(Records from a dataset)
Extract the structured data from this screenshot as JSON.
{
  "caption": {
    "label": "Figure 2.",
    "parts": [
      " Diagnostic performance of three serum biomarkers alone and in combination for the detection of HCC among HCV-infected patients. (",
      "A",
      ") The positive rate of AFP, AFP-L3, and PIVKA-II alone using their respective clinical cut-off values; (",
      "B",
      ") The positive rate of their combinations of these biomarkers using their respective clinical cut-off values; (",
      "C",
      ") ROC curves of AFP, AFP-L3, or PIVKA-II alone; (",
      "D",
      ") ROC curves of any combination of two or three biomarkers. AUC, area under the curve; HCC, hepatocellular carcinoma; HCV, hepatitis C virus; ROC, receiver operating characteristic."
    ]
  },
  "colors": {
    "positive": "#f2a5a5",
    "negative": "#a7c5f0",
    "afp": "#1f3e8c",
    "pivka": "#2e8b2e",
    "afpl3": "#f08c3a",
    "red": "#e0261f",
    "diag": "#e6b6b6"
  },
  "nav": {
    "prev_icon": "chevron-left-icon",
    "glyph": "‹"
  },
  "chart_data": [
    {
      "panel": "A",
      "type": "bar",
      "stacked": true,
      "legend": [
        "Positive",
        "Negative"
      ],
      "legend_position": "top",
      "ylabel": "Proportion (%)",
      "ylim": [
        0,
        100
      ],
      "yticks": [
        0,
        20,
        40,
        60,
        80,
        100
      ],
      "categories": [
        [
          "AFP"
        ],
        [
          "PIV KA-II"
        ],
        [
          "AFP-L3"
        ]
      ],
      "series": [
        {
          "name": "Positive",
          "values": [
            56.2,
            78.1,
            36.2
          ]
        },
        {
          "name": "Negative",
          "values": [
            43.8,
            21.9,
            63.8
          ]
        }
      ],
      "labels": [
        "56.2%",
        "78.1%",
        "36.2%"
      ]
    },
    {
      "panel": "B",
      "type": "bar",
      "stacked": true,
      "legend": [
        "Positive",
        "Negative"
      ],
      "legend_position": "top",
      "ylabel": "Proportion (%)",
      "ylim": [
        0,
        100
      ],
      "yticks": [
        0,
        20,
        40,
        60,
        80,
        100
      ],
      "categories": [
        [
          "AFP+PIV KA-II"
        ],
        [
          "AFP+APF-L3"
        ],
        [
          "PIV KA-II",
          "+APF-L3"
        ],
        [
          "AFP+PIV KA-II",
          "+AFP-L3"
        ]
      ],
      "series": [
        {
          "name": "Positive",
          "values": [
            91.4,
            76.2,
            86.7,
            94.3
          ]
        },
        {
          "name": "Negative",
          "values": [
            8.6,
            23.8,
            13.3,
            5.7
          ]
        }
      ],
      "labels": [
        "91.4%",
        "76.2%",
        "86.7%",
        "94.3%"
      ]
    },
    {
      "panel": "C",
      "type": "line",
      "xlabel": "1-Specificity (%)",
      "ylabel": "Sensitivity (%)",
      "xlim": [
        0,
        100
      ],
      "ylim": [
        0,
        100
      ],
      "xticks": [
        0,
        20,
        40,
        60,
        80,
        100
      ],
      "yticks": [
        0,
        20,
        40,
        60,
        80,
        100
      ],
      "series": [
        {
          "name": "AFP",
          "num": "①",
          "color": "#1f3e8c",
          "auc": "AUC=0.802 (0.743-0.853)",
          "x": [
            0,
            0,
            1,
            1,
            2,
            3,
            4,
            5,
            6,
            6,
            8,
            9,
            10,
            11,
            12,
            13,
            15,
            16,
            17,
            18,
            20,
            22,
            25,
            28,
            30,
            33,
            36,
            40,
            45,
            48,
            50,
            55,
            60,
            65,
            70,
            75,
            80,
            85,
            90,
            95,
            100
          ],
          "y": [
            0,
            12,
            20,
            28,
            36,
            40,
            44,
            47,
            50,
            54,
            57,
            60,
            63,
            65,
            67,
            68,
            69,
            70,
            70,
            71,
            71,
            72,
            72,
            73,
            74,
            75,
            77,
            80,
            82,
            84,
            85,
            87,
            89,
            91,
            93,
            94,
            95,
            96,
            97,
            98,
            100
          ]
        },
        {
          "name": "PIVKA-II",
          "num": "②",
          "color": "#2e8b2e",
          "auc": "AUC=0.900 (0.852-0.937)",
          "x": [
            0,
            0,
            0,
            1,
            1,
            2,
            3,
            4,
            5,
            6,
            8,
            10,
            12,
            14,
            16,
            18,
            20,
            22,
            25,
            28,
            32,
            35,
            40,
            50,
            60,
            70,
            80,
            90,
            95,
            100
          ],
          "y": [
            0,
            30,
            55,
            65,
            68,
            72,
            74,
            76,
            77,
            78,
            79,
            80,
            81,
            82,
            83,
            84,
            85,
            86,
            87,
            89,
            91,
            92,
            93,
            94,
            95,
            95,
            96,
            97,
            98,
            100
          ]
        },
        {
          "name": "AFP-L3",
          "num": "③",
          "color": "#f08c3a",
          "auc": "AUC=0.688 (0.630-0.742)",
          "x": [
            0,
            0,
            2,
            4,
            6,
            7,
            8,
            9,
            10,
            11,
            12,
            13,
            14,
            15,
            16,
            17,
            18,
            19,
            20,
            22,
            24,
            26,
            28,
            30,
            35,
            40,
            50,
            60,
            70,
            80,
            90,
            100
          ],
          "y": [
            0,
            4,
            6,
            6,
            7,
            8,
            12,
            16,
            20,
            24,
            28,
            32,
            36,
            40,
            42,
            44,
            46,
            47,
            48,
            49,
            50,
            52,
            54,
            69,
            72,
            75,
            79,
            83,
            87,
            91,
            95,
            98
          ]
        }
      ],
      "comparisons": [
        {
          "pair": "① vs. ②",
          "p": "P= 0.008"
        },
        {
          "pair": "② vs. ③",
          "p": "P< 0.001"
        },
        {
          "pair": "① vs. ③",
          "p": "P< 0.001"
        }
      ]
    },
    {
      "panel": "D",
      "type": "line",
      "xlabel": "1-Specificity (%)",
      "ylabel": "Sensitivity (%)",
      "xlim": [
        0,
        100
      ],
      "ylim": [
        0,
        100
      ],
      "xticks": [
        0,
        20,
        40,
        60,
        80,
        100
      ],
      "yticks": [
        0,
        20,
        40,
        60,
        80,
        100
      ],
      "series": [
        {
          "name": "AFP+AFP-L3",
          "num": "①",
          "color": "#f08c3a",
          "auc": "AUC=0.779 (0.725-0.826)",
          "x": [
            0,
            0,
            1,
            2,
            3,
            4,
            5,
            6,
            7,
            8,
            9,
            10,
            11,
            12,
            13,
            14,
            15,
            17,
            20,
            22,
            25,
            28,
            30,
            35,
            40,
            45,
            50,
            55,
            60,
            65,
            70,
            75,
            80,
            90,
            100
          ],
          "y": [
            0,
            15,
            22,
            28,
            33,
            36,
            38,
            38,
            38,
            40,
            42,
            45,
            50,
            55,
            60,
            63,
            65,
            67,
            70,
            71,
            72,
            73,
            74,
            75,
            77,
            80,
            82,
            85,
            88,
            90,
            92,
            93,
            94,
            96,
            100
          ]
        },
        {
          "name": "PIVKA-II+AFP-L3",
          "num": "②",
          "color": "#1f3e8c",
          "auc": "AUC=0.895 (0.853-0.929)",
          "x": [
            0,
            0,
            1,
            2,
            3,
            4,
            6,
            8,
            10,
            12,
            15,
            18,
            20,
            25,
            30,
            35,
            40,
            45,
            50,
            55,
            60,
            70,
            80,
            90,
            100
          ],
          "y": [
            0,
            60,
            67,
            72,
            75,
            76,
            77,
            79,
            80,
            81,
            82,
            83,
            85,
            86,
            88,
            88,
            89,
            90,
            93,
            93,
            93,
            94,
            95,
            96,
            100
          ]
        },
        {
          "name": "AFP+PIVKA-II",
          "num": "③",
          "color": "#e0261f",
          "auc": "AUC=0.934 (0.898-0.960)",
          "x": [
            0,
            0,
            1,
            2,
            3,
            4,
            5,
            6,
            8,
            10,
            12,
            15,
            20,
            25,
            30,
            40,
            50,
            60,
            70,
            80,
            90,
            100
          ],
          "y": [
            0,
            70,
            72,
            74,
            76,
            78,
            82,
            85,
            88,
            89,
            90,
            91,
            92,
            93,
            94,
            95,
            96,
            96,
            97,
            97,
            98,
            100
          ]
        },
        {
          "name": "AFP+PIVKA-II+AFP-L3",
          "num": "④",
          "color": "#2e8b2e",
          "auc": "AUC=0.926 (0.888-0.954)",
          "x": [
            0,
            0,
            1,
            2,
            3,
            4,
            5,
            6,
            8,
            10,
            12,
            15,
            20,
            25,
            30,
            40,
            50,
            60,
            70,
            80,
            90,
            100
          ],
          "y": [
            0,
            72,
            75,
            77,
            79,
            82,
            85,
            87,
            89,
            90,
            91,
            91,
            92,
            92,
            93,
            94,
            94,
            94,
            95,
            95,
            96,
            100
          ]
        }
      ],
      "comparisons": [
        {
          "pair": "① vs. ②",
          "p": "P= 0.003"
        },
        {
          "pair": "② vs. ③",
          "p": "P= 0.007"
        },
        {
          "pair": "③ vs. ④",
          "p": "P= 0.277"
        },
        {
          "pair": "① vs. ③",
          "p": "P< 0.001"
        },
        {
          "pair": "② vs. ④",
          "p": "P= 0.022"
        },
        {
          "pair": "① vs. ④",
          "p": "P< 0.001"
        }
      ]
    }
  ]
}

Task to carry out:
Among the lines above, which contain the word "clinical"? Copy every one.

Solution for this task:
      ") The positive rate of AFP, AFP-L3, and PIVKA-II alone using their respective clinical cut-off values; (",
      ") The positive rate of their combinations of these biomarkers using their respective clinical cut-off values; (",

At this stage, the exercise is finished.